_Direction_. Collect every line in the records below that contains the word "JSON".
--- START Listing ---
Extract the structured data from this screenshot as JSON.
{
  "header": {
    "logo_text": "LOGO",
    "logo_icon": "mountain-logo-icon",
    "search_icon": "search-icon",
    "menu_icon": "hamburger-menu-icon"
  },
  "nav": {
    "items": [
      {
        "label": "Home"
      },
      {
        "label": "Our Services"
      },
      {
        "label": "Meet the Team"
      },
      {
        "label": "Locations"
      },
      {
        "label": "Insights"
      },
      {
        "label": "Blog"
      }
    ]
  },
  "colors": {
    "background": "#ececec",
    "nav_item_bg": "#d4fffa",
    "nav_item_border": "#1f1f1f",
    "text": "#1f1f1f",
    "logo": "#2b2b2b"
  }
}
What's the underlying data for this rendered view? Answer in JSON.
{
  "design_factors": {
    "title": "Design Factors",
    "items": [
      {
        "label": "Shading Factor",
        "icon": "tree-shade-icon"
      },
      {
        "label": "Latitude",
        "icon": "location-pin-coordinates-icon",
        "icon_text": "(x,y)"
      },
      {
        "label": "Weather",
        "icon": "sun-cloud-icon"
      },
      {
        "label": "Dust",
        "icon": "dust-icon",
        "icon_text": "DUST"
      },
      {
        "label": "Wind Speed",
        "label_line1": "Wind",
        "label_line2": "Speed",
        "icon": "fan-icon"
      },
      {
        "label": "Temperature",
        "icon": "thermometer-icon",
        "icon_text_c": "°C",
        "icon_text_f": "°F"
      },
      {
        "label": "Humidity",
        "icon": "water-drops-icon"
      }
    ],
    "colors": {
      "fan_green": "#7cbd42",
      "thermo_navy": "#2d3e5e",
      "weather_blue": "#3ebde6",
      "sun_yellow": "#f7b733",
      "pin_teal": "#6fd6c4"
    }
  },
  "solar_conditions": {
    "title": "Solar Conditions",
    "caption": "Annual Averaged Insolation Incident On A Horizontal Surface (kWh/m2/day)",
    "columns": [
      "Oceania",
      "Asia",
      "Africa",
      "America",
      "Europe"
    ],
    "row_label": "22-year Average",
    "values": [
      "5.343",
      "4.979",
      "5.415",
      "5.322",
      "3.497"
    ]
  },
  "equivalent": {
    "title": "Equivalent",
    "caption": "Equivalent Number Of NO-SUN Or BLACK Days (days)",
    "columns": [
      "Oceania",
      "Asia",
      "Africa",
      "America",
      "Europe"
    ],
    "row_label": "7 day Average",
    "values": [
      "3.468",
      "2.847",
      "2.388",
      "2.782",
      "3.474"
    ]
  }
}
--- END Listing ---
_Finished answer_.
Extract the structured data from this screenshot as JSON.
What's the underlying data for this rendered view? Answer in JSON.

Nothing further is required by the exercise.